→ **Extract to read**:
These earlier systems establish an important distinction. In their hardware and telemonitoring forms, ECG-R1 refers to acquisition, buffering, transmission, and event extraction. In its MLLM form, the label shifts upward in the stack to protocol-grounded clinical interpretation.
6. Position within broader ECG research
The contemporary interpretation-oriented ECG-R1 sits within a wider ECG research landscape that has increasingly emphasized interpretable structure, modality transfer, and robustness to real-world corruption. Work on automated and interpretable ECG profiling developed a CNN-HMM segmentation pipeline and a 725-element patient-level ECG profile for disease detection and tracking, explicitly favoring physiologically meaningful intermediate representations over raw black-box classification (Tison et al., 2018). This is conceptually aligned with ECG-R1’s reliance on explicit feature extraction and protocolized reasoning rather than unconstrained narrative generation.
A second adjacent theme is beat-structured representation learning. HeartLang treats heartbeats as words and rhythms as sentences, using a QRS-Tokenizer, vector-quantized heartbeat reconstruction, masked ECG sentence pre-training, and a reported heartbeat vocabulary of 5,394 effective discrete words derived from a configured codebook size of 8,192 (Jin et al., 15 Feb 2025). Although this work is not an interpretation MLLM, it similarly rejects arbitrary fixed-window processing in favor of clinically meaningful units. This suggests a broader movement in ECG AI toward semantically structured intermediate representations.
A third theme is robustness before interpretation. Blind ECG restoration using 1D operational Cycle-GANs addresses mixed, nonstationary artifacts in Holter and wearable recordings, evaluates on CPSC-2020, and reports cardiologist preference for restored ECGs in 95.51% of cases, with only 0.04% of arrhythmia beats restored as normal beats and no false arrhythmia beats created (Kiranyaz et al., 2022). Spatial incompleteness is addressed by WearECG, which reconstructs 12-lead ECG from leads II, V1, and V5 using a VAE and reports downstream macro-AUROC of 0.8333 on MIMIC, compared with 0.8465 for original 12-lead and 0.7837 for 3-lead input (Guan et al., 13 Oct 2025). Other work digitizes paper ECGs into sampled signals (Pazos-Santomé et al., 2024), supports contactless monitoring via ballistocardiography with HRV indices numerically close to ECG across 20 subjects (Remesh et al., 2023), or reconstructs ECG from millimeter-wave radar with median R-peak timing error of 3 ms and median Pearson correlation of 90% (Chen et al., 2021).

(Dataset entries)
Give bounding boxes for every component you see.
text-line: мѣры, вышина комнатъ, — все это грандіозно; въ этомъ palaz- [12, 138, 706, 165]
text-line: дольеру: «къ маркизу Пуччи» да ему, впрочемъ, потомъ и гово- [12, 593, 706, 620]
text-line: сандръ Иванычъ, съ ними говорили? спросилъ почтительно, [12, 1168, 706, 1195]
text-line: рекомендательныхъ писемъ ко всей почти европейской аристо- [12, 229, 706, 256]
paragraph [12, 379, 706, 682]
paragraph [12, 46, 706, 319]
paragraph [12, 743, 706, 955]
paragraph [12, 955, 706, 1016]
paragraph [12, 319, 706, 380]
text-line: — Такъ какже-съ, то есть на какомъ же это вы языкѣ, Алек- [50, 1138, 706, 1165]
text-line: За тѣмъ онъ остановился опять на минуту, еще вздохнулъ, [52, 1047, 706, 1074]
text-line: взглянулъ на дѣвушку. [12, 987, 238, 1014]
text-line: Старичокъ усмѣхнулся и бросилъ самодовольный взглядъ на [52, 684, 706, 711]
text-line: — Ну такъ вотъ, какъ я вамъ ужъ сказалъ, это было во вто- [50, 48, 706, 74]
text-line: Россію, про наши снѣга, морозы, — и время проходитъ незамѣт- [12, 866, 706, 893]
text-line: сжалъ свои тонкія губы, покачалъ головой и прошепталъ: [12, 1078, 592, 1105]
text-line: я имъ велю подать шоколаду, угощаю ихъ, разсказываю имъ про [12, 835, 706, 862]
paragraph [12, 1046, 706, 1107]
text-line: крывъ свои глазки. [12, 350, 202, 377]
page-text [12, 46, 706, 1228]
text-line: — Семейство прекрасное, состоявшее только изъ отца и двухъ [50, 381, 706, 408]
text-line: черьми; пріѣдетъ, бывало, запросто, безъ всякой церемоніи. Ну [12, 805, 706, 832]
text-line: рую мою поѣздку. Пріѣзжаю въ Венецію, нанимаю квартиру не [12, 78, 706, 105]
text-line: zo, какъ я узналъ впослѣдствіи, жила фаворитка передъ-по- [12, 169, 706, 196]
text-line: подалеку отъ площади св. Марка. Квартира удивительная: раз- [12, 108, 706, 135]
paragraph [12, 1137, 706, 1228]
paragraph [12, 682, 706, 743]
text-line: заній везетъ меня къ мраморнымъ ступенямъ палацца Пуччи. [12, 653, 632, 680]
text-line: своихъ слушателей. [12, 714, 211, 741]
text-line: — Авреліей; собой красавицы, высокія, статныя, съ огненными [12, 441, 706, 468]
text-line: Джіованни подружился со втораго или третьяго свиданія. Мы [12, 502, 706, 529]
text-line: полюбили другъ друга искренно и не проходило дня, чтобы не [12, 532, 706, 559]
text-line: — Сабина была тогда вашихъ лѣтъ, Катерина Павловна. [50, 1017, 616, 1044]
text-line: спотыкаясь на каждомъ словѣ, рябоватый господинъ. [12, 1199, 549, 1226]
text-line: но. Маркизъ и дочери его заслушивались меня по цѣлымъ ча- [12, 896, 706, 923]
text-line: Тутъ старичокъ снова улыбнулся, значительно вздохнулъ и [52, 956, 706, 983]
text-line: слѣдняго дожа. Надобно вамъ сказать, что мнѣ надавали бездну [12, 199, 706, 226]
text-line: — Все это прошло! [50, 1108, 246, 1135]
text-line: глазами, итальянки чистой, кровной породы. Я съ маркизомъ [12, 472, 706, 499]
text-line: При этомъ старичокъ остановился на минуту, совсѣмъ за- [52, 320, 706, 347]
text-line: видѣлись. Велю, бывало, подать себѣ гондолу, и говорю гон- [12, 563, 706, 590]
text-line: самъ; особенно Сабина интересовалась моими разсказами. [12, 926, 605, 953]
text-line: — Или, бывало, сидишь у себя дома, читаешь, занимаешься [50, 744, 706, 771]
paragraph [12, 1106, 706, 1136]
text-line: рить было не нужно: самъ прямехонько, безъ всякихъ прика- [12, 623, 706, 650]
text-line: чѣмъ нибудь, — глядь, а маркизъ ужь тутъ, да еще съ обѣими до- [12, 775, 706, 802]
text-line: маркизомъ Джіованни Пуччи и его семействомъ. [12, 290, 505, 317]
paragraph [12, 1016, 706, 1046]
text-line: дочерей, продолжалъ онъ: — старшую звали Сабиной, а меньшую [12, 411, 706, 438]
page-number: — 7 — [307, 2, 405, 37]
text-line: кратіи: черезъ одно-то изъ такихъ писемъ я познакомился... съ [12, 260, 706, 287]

→ **Instructions to follow**: Write a continuation of the text on ECG-R1 and broader ECG research, starting after its final sentence. The lines come from a separate source and are unrelated to the text.

→ **The answer**:
Taken together, these results indicate that the reliability problem addressed by ECG-R1 is only one layer of a broader pipeline. A plausible implication is that trustworthy ECG reasoning depends not only on grounded report generation, but also on signal quality, segmentation fidelity, modality completeness, and acquisition context. The 2026 ECG-R1 paper explicitly recognizes only part of this stack: it improves interpretation reliability and missing-modality robustness, but still requires independent verification and remains outside the scope of prospective clinical deployment (Jin et al., 4 Feb 2026).
In this broader sense, ECG-R1 marks a transition in the use of the label from low-power ECG capture and mobile telemetry toward evidence-grounded multimodal clinical reasoning. The shared name masks a substantive shift in what counts as an ECG system: from chips that detect QRS complexes, to software that streams traces to mobile devices, to models that attempt to justify diagnoses in protocol-aligned text.